> _EXTRACT PROVIDED_

* * *

Trying to manipulate string such as if '26169;#c785643', then the result should be like 'c785643' - tsql

I am trying to manipulate string data in a column such as if the given string is '20591;#e123456;#17507;#c567890;#15518;#e135791' or '26169;#c785643', then the
result should be like 'e123456;c567890;e135791' or 'c785643'. The number of digits in between can be of any length.
Some of the things I have tried so far are:
select replace('20591;#e123456;#17507;#c567890;#15518;#e135791','#','');
This leaves me with '20591;e123456;17507;c567890;15518;e135791', which still includes the digits without 'e' or 'c' prefixed to them. i want to get rid of 20591, 17507 and 15518.
Create function that will keep a pattern of '%[#][ec][0-9][;]%' and will get rid of the rest.

The most important advise is: Do not store any data in a delimited string. This is violating the most basic principle of relational database concepts (1.NF).
The second hint is SO-related: Please always add / tag your questions with the appropriate tool. The tag [tsql] points to SQL-Server, but this might be wrong (which would invalidate both answers). Please tag the full product with its version (e.g. [sql-server-2012]). Especially with string splitting there are very important product related changes from version to version.
Now to your question.
Working with (almost) any version of SQL-Server
My suggestion uses a trick with XML:
(credits to Alan Burstein for the mockup)
DECLARE #table TABLE (someid INT IDENTITY, somestring VARCHAR(50));
INSERT #table VALUES ('20591;#e123456;#17507;#c567890;#15518;#e135791'),('26169;#c785643')
--the query
SELECT t.someid,t.somestring,A.CastedToXml
,STUFF(REPLACE(A.CastedToXml.query('/x[contains(text()[1],"#") and empty(substring(text()[1],2,100) cast as xs:int?)]')
.value('.','nvarchar(max)'),'#',';'),1,1,'') TheNewList
FROM #table t
CROSS APPLY(SELECT CAST('<x>' + REPLACE(t.somestring,';','</x><x>') + '</x>' AS XML)) A(CastedToXml);
The idea in short:
By replacing the ; with XML tags </x><x> we can transform your delimited list to XML. I included the intermediate XML into the result set. Just click it to see how this works.
In the next query I use a XQuery predicate first to find entries, which contain a # and second, which do NOT cast to an integer without the #.
The thrid step is specific to XML again. The XPath . in .value() will return all content as one string.
Finally we have to replace the # with ; and cut away the leading ; using STUFF().
UPDATE The same idea, but a bit shorter:
You can try this as well
SELECT t.someid,t.somestring,A.CastedToXml
,REPLACE(A.CastedToXml.query('data(/x[empty(. cast as xs:int?)])')
.value('.','nvarchar(max)'),' ',';') TheNewList
FROM #table t
CROSS APPLY(SELECT CAST('<x>' + REPLACE(t.somestring,';#','</x><x>') + '</x>' AS XML)) A(CastedToXml);
Here I use ;# to split your string and data() to implicitly concatenate your values (blank-separated).

* * *

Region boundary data
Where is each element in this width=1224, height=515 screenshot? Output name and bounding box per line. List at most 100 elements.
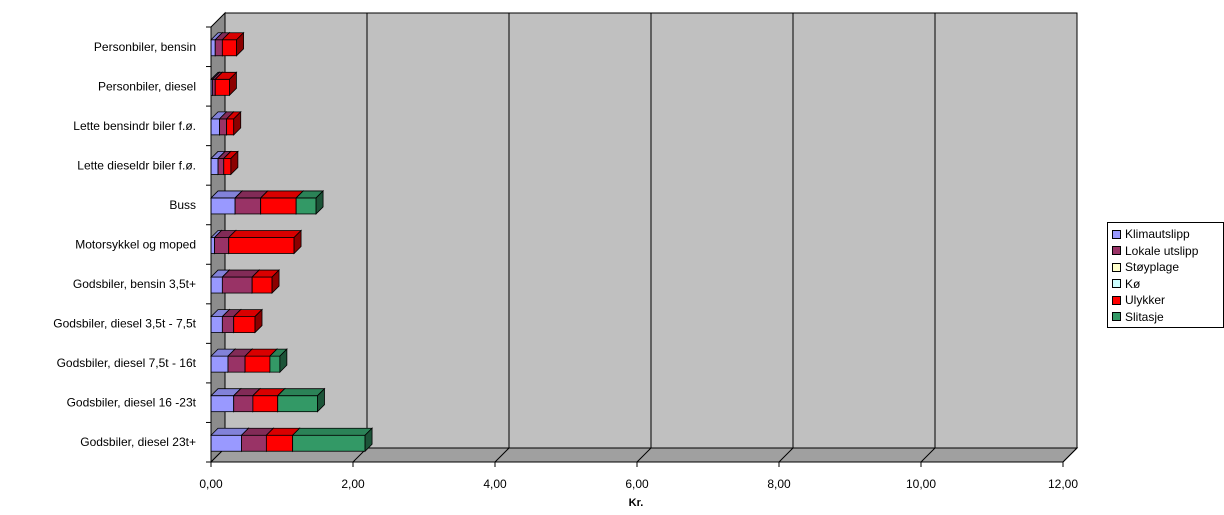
legend-swatch <box>1112 295 1121 305</box>
category-label: Personbiler, diesel <box>98 79 196 93</box>
legend-swatch <box>1112 229 1121 239</box>
category-label: Lette dieseldr biler f.ø. <box>77 158 196 172</box>
bar-segment <box>292 434 366 452</box>
category-label: Personbiler, bensin <box>94 40 196 54</box>
bar-segment <box>252 395 279 413</box>
category-label: Godsbiler, diesel 16 -23t <box>67 396 197 410</box>
bar-segment <box>210 118 220 136</box>
bar-segment <box>219 118 228 136</box>
bar-segment <box>214 78 230 96</box>
bar-segment <box>210 434 242 452</box>
legend-swatch <box>1112 279 1121 289</box>
gridlines <box>352 13 1078 463</box>
x-tick-label: 4,00 <box>483 477 507 491</box>
bar-side <box>254 308 263 334</box>
category-label: Godsbiler, diesel 3,5t - 7,5t <box>53 317 196 331</box>
x-tick-label: 0,00 <box>199 477 223 491</box>
bar-segment <box>226 118 235 136</box>
category-label: Motorsykkel og moped <box>75 238 196 252</box>
category-label: Godsbiler, diesel 23t+ <box>80 435 196 449</box>
legend-swatch <box>1112 246 1121 256</box>
x-tick-label: 8,00 <box>767 477 791 491</box>
bar-segment <box>210 158 219 175</box>
legend-item: Klimautslipp <box>1112 226 1223 243</box>
legend-item: Støyplage <box>1112 259 1223 276</box>
bar-segment <box>214 39 223 57</box>
bar-side <box>315 189 324 215</box>
bar-segment <box>221 276 253 294</box>
axes <box>206 26 1064 467</box>
legend-item: Ulykker <box>1112 292 1223 309</box>
bar-segment <box>233 316 256 333</box>
bar-side <box>364 427 373 453</box>
legend: Klimautslipp Lokale utslipp Støyplage Kø Uly… <box>1107 222 1224 328</box>
legend-item: Lokale utslipp <box>1112 243 1223 260</box>
bar-segment <box>210 197 236 215</box>
category-label: Godsbiler, diesel 7,5t - 16t <box>57 356 197 370</box>
bar-segment <box>269 355 281 373</box>
bar-segment <box>210 316 223 333</box>
bar-segment <box>295 197 317 215</box>
category-label: Lette bensindr biler f.ø. <box>73 119 196 133</box>
x-tick-label: 12,00 <box>1048 477 1078 491</box>
bar-segment <box>212 78 216 96</box>
x-tick-label: 10,00 <box>906 477 936 491</box>
bar-segment <box>210 237 215 254</box>
bar-segment <box>227 355 246 373</box>
legend-label: Støyplage <box>1125 260 1180 275</box>
legend-label: Slitasje <box>1125 309 1164 324</box>
bar-segment <box>217 158 225 175</box>
legend-label: Ulykker <box>1125 293 1166 308</box>
gridline-floor <box>778 447 794 463</box>
legend-swatch <box>1112 312 1121 322</box>
legend-item: Slitasje <box>1112 309 1223 326</box>
bar-side <box>271 269 280 295</box>
bar-segment <box>241 434 267 452</box>
legend-item: Kø <box>1112 276 1223 293</box>
gridline-floor <box>920 447 936 463</box>
x-axis-title: Kr. <box>629 497 644 509</box>
bar-side <box>317 387 325 413</box>
bar-group <box>210 31 374 453</box>
legend-swatch <box>1112 262 1121 272</box>
bar-segment <box>233 395 254 413</box>
x-tick-label: 2,00 <box>341 477 365 491</box>
category-label: Buss <box>169 198 196 212</box>
bar-side <box>233 110 242 136</box>
gridline-floor <box>494 447 510 463</box>
bar-side <box>293 229 302 255</box>
bar-segment <box>221 316 235 333</box>
bar-segment <box>210 355 229 373</box>
bar-segment <box>210 276 223 294</box>
legend-label: Lokale utslipp <box>1125 243 1199 258</box>
bar-segment <box>223 158 232 175</box>
gridline-floor <box>1062 447 1078 463</box>
legend-label: Kø <box>1125 276 1141 291</box>
bar-segment <box>265 434 294 452</box>
gridline-floor <box>636 447 652 463</box>
bar-segment <box>214 237 230 254</box>
bar-side <box>230 150 239 176</box>
category-labels: Personbiler, bensin Personbiler, diesel Le… <box>53 40 196 449</box>
bar-segment <box>221 39 237 57</box>
category-label: Godsbiler, bensin 3,5t+ <box>73 277 196 291</box>
bar-top <box>227 230 303 238</box>
chart-walls <box>209 11 1079 464</box>
bar-top <box>276 388 326 397</box>
x-tick-label: 6,00 <box>625 477 649 491</box>
bar-segment <box>260 197 297 215</box>
legend-label: Klimautslipp <box>1125 227 1190 242</box>
bar-segment <box>277 395 318 413</box>
bar-segment <box>210 39 216 57</box>
bar-segment <box>210 395 235 413</box>
bar-segment <box>251 276 273 294</box>
bar-side <box>236 31 244 57</box>
bar-top <box>291 427 374 436</box>
tick-labels: 0,00 2,00 4,00 6,00 8,00 10,00 12,00 <box>199 477 1078 491</box>
bar-segment <box>244 355 271 373</box>
bar-side <box>279 348 288 374</box>
bar-side <box>229 71 237 97</box>
bar-segment <box>228 237 295 254</box>
bar-segment <box>234 197 262 215</box>
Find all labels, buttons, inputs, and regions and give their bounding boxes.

* * *

> _EXERCISES TO COMPLETE_
a - List the three numbers that the asker in the forum thread wants to get rid of.
b - Please substitute "bar-block" for "bar-segment" in the records, from the line holding "legend-swatch <box>1112 295 1121 305</box>" through the line holding "bar-segment <box>214 39 223 57</box>", inclusive, and give only those lines with nothing else changed.
The forum thread and the records are unrelated material.

> _WRITTEN ANSWERS_
a - 20591, 17507, 15518

b -
legend-swatch <box>1112 295 1121 305</box>
category-label: Personbiler, diesel <box>98 79 196 93</box>
legend-swatch <box>1112 229 1121 239</box>
category-label: Lette dieseldr biler f.ø. <box>77 158 196 172</box>
bar-block <box>292 434 366 452</box>
category-label: Personbiler, bensin <box>94 40 196 54</box>
bar-block <box>252 395 279 413</box>
category-label: Godsbiler, diesel 16 -23t <box>67 396 197 410</box>
bar-block <box>210 118 220 136</box>
bar-block <box>219 118 228 136</box>
bar-block <box>214 78 230 96</box>
bar-block <box>210 434 242 452</box>
legend-swatch <box>1112 279 1121 289</box>
gridlines <box>352 13 1078 463</box>
x-tick-label: 4,00 <box>483 477 507 491</box>
bar-side <box>254 308 263 334</box>
category-label: Godsbiler, diesel 3,5t - 7,5t <box>53 317 196 331</box>
x-tick-label: 0,00 <box>199 477 223 491</box>
bar-block <box>226 118 235 136</box>
category-label: Motorsykkel og moped <box>75 238 196 252</box>
category-label: Godsbiler, diesel 23t+ <box>80 435 196 449</box>
legend-swatch <box>1112 246 1121 256</box>
x-tick-label: 8,00 <box>767 477 791 491</box>
bar-block <box>210 158 219 175</box>
legend-item: Klimautslipp <box>1112 226 1223 243</box>
legend-item: Støyplage <box>1112 259 1223 276</box>
bar-block <box>214 39 223 57</box>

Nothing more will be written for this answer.